SET TASK 1: From the text on probate mediation below, list each reason it gives under the heading on why to choose mediation for probate disputes, using its bolded-style label.

A photo of Noel McNicholas
9th May 2024

Mediation is very suitable for resolving probate disputes and has many advantages over traditional litigation.

What is Mediation?

Mediation is a form of Alternative Dispute Resolution (ADR) where an experienced mediator acts as a neutral third party. The mediator is often a barrister or solicitor with a great deal of experience, so they’re already familiar with typical areas of dispute be that Will validity claims or 1975 Act claims. The mediator’s sole goal is to help the disputing parties work towards a settlement that can bring the dispute to an early end. The mediator realistically is not trying to find a deal that all parties are ‘happy’ with, but rather a deal which they ‘can live with’.

Typically, the parties jointly select a mediator, and the mediator’s fee is usually shared equally between them.

Why Choose Mediation for Probate Disputes?

There are very good reasons to aim for mediation:

- Cost-Effective:

Going to court will be expensive and time-consuming, as well as emotionally fraught. Mediation offers a more cost-effective alternative to running a claim or defence all the way to trial.

- Greater Control:

It allows parties to have more control. Unlike court decisions, which can be unpredictable and very unwelcome, mediation allows for direct negotiation. At trial, the parties are primarily in the hands of the judge, experts and lawyers.

- Preserving Relationships:

Maintaining family relationships is crucial and sadly, it could even be too late for that. But mediation fosters communication and can help prevent further strain and perhaps repair bridges.

- Confidentiality:

Mediation discussions are entirely confidential (in other words “without prejudice”). This means any admissions made at a failed mediation cannot be later used in court.

- Encouraged by Courts:

Courts often encourage/demand parties to attempt ADR before proceeding or during litigation. Declining mediation may very well lead to substantial costs and penalties, even for the winning party.

How Does Mediation Work?

The parties meet with the mediator separately, usually for a day-long session. This can be done remotely, saving parties the time and trouble of getting to and spending a day at their lawyer’s office. The mediator facilitates discussions throughout the day going back and forth, tries to identify common ground, and helps parties explore potential solutions they can live with. If a deal is reached, a settlement agreement or confidential Order (if proceedings are on foot) will then be drawn up which binds the parties. This will also be filed with the Court in cases where litigation has commenced. There’s no guarantee it will always work but most mediations result in settlements, either on the day or shortly afterwards.

ENTRIES:

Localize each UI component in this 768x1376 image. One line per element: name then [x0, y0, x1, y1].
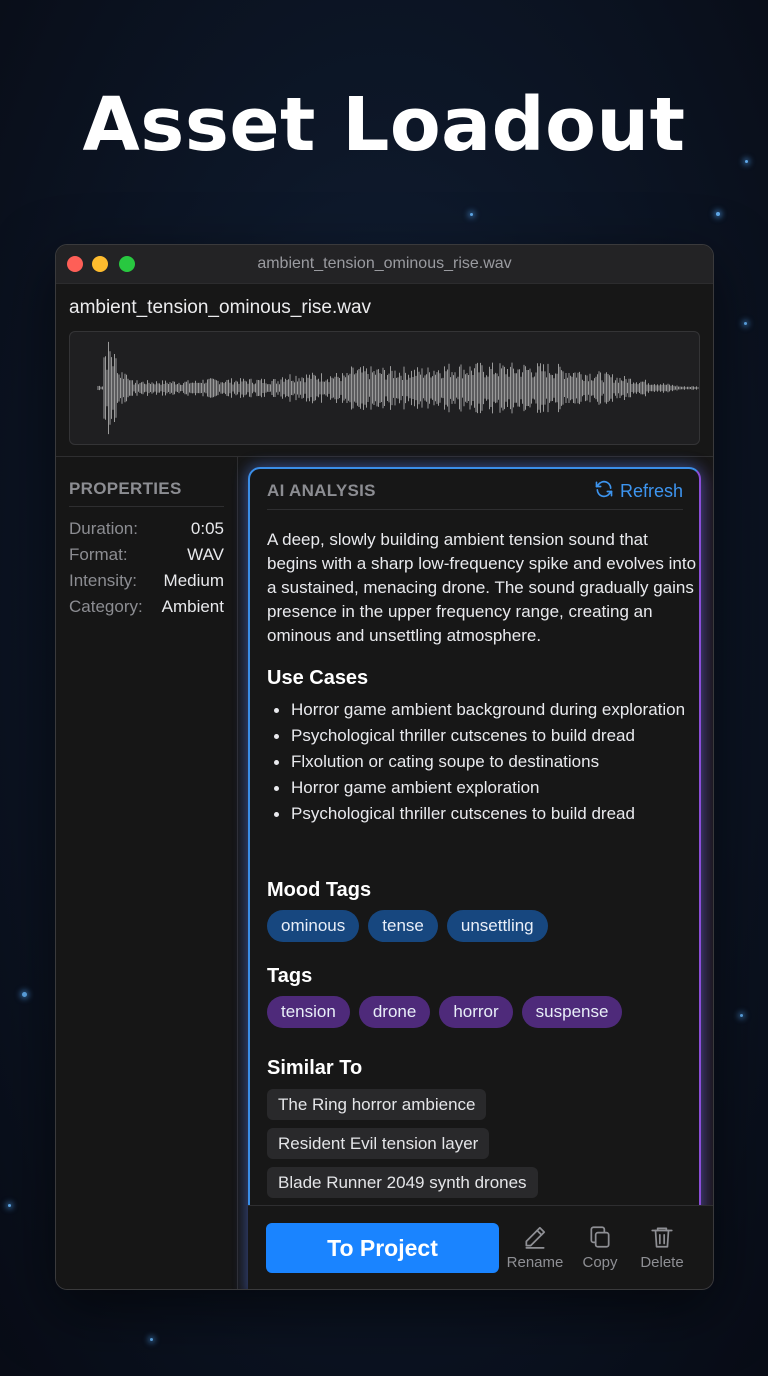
star-decoration — [150, 1338, 153, 1341]
star-decoration — [740, 1014, 743, 1017]
property-key: Format: — [69, 545, 128, 564]
rename-button[interactable]: Rename — [503, 1224, 567, 1271]
mood-tags-heading: Mood Tags — [267, 879, 372, 901]
analysis-description: A deep, slowly building ambient tension … — [267, 530, 697, 645]
use-case-item: Flxolution or cating soupe to destinatio… — [267, 750, 687, 774]
properties-sidebar: PROPERTIES Duration: 0:05 Format: WAV In… — [56, 457, 238, 1289]
property-value: WAV — [187, 545, 224, 564]
mood-tag-chip[interactable]: tense — [368, 910, 438, 942]
similar-item-label: Resident Evil tension layer — [267, 1128, 490, 1159]
copy-button[interactable]: Copy — [568, 1224, 632, 1271]
property-row-duration: Duration: 0:05 — [69, 519, 224, 539]
tags-heading: Tags — [267, 965, 313, 987]
similar-item[interactable]: Blade Runner 2049 synth drones — [267, 1167, 538, 1198]
rename-label: Rename — [506, 1254, 564, 1271]
copy-label: Copy — [582, 1254, 618, 1271]
properties-heading: PROPERTIES — [69, 479, 182, 498]
trash-icon — [630, 1224, 694, 1250]
ai-analysis-panel: AI ANALYSIS Refresh A deep, slowly build… — [248, 467, 701, 1289]
property-key: Category: — [69, 597, 143, 616]
refresh-button[interactable]: Refresh — [594, 479, 683, 504]
use-case-item: Psychological thriller cutscenes to buil… — [267, 802, 687, 826]
ai-analysis-heading: AI ANALYSIS — [267, 481, 376, 500]
refresh-icon — [594, 479, 614, 504]
pencil-icon — [503, 1224, 567, 1250]
property-row-category: Category: Ambient — [69, 597, 224, 617]
star-decoration — [8, 1204, 11, 1207]
mood-tag-chip[interactable]: unsettling — [446, 910, 548, 942]
window-title: ambient_tension_ominous_rise.wav — [257, 255, 512, 272]
hero-title: Asset Loadout — [82, 82, 686, 168]
star-decoration — [22, 992, 27, 997]
use-case-item: Horror game ambient background during ex… — [267, 698, 687, 722]
similar-item-label: Blade Runner 2049 synth drones — [267, 1167, 538, 1198]
star-decoration — [470, 213, 473, 216]
delete-label: Delete — [640, 1254, 684, 1271]
property-row-intensity: Intensity: Medium — [69, 571, 224, 591]
analysis-divider — [267, 509, 683, 510]
use-cases-list: Horror game ambient background during ex… — [267, 698, 687, 828]
similar-item[interactable]: The Ring horror ambience — [267, 1089, 487, 1120]
tag-chip[interactable]: drone — [358, 996, 431, 1028]
waveform-graphic — [97, 341, 699, 435]
star-decoration — [744, 322, 747, 325]
use-case-item: Horror game ambient exploration — [267, 776, 687, 800]
mood-tag-chip[interactable]: ominous — [267, 910, 360, 942]
property-key: Duration: — [69, 519, 138, 538]
window-titlebar: ambient_tension_ominous_rise.wav — [56, 245, 713, 284]
asset-window: ambient_tension_ominous_rise.wav ambient… — [55, 244, 714, 1290]
property-value: Ambient — [161, 597, 224, 616]
copy-icon — [568, 1224, 632, 1250]
use-cases-heading: Use Cases — [267, 667, 369, 689]
tags-group: tension drone horror suspense — [267, 996, 623, 1028]
properties-divider — [69, 506, 224, 507]
to-project-button[interactable]: To Project — [266, 1223, 499, 1273]
action-footer: To Project Rename Copy Delete — [248, 1205, 713, 1289]
property-row-format: Format: WAV — [69, 545, 224, 565]
delete-button[interactable]: Delete — [630, 1224, 694, 1271]
tag-chip[interactable]: horror — [439, 996, 513, 1028]
similar-item[interactable]: Resident Evil tension layer — [267, 1128, 490, 1159]
tag-chip[interactable]: suspense — [521, 996, 623, 1028]
refresh-label: Refresh — [619, 481, 683, 501]
tag-chip[interactable]: tension — [267, 996, 350, 1028]
similar-to-heading: Similar To — [267, 1057, 363, 1079]
property-value: 0:05 — [190, 519, 224, 538]
mood-tags-group: ominous tense unsettling — [267, 910, 548, 942]
file-name-heading: ambient_tension_ominous_rise.wav — [69, 297, 372, 318]
similar-item-label: The Ring horror ambience — [267, 1089, 487, 1120]
property-key: Intensity: — [69, 571, 138, 590]
use-case-item: Psychological thriller cutscenes to buil… — [267, 724, 687, 748]
star-decoration — [716, 212, 720, 216]
waveform-display[interactable] — [69, 331, 700, 445]
property-value: Medium — [163, 571, 224, 590]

SET TASK 2: Retype the rows above from the line containing "star-decoration — [150, 1338, 153, 1341]" through the line containing "property-value: WAV — [187, 545, 224, 564]", inclusive.

FULL RESPONSE 1:
- Cost-Effective
- Greater Control
- Preserving Relationships
- Confidentiality
- Encouraged by Courts

FULL RESPONSE 2:
star-decoration — [150, 1338, 153, 1341]
star-decoration — [740, 1014, 743, 1017]
property-key: Format: — [69, 545, 128, 564]
rename-button[interactable]: Rename — [503, 1224, 567, 1271]
mood-tags-heading: Mood Tags — [267, 879, 372, 901]
analysis-description: A deep, slowly building ambient tension … — [267, 530, 697, 645]
use-case-item: Flxolution or cating soupe to destinatio… — [267, 750, 687, 774]
properties-sidebar: PROPERTIES Duration: 0:05 Format: WAV In… — [56, 457, 238, 1289]
property-value: WAV — [187, 545, 224, 564]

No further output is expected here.